§ **Instruction**:
Pick out the lines below that include the string "Assignment".
BEGIN Input rows
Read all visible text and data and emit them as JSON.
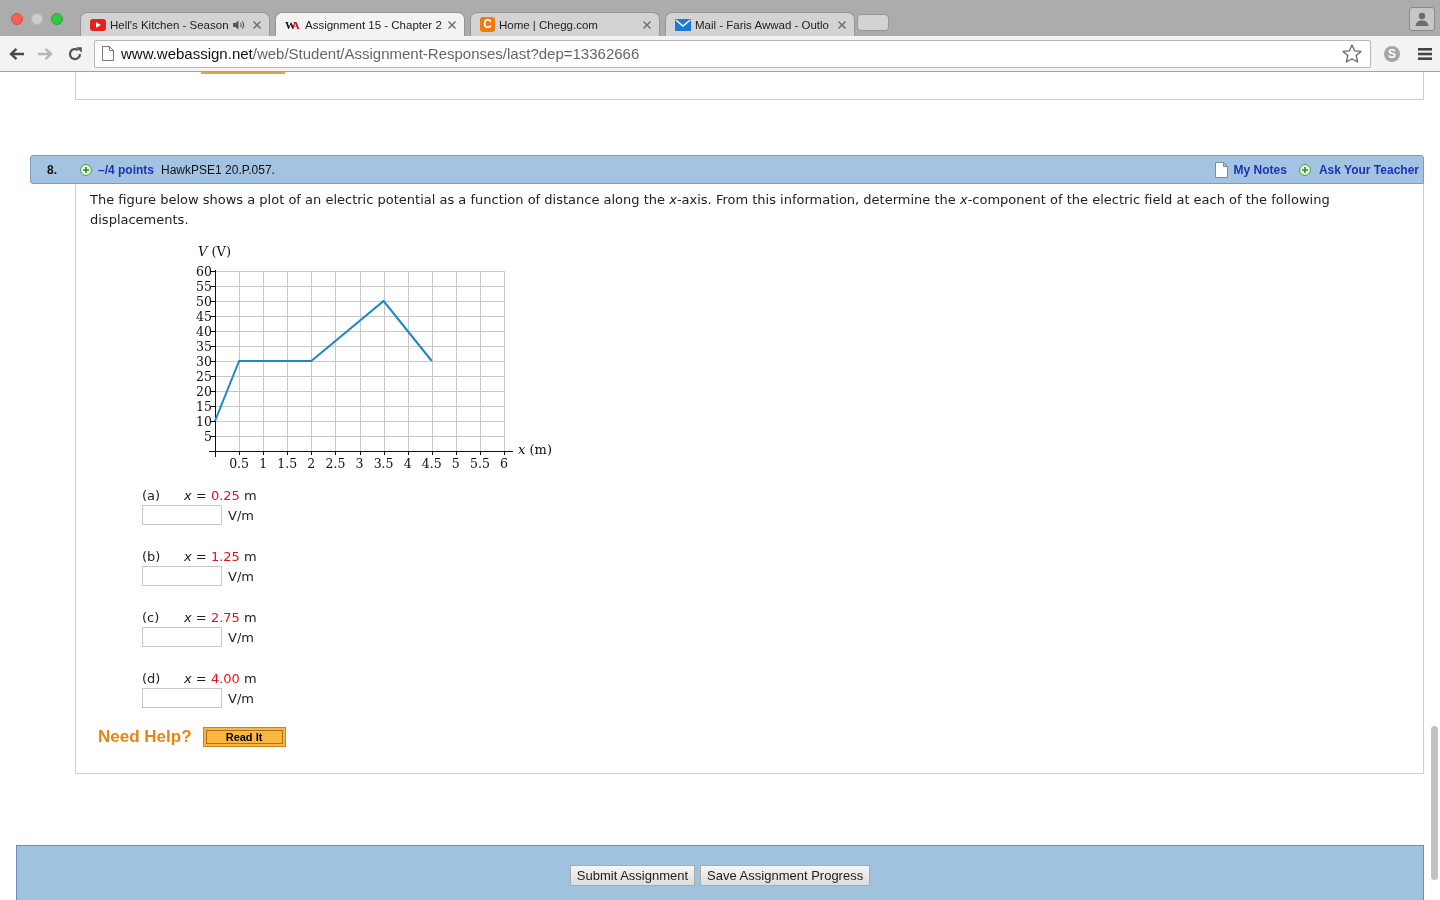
{
  "browser": {
    "tabs": [
      {
        "title": "Hell's Kitchen - Season",
        "kind": "video",
        "audio": true,
        "selected": false
      },
      {
        "title": "Assignment 15 - Chapter 2",
        "kind": "letters",
        "favicon_text": "WA",
        "audio": false,
        "selected": true
      },
      {
        "title": "Home | Chegg.com",
        "kind": "tile",
        "favicon_text": "C",
        "audio": false,
        "selected": false
      },
      {
        "title": "Mail - Faris Awwad - Outlo",
        "kind": "mail",
        "audio": false,
        "selected": false
      }
    ],
    "navigation": {
      "back_disabled": false,
      "forward_disabled": true
    },
    "address": {
      "host": "www.webassign.net",
      "path": "/web/Student/Assignment-Responses/last?dep=13362666"
    },
    "extension_badge": "S"
  },
  "question": {
    "number": "8.",
    "points": "–/4 points",
    "source": "HawkPSE1 20.P.057.",
    "links": [
      {
        "kind": "notes",
        "label": "My Notes"
      },
      {
        "kind": "ask",
        "label": "Ask Your Teacher"
      }
    ],
    "prompt": "The figure below shows a plot of an electric potential as a function of distance along the *x*-axis. From this information, determine the *x*-component of the electric field at each of the following displacements.",
    "chart_data": {
      "type": "line",
      "xlabel": "*x* (m)",
      "ylabel": "*V* (V)",
      "x": [
        0,
        0.5,
        2,
        3.5,
        4.5
      ],
      "series": [
        {
          "color": "#1c87c9",
          "values": [
            10,
            30,
            30,
            50,
            30
          ]
        }
      ],
      "xlim": [
        0,
        6
      ],
      "ylim": [
        0,
        60
      ],
      "xticks": [
        0.5,
        1,
        1.5,
        2,
        2.5,
        3,
        3.5,
        4,
        4.5,
        5,
        5.5,
        6
      ],
      "yticks": [
        5,
        10,
        15,
        20,
        25,
        30,
        35,
        40,
        45,
        50,
        55,
        60
      ],
      "grid": true
    },
    "parts": [
      {
        "label": "(a)",
        "equation": "*x* =",
        "value": "0.25",
        "unit": "m",
        "answer_unit": "V/m"
      },
      {
        "label": "(b)",
        "equation": "*x* =",
        "value": "1.25",
        "unit": "m",
        "answer_unit": "V/m"
      },
      {
        "label": "(c)",
        "equation": "*x* =",
        "value": "2.75",
        "unit": "m",
        "answer_unit": "V/m"
      },
      {
        "label": "(d)",
        "equation": "*x* =",
        "value": "4.00",
        "unit": "m",
        "answer_unit": "V/m"
      }
    ],
    "help": {
      "label": "Need Help?",
      "buttons": [
        "Read It"
      ]
    }
  },
  "actions": [
    "Submit Assignment",
    "Save Assignment Progress"
  ]
}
END Input rows
§ **Answer to the problem**:
        "title": "Assignment 15 - Chapter 2",
      "path": "/web/Student/Assignment-Responses/last?dep=13362666"
    "Submit Assignment",
    "Save Assignment Progress"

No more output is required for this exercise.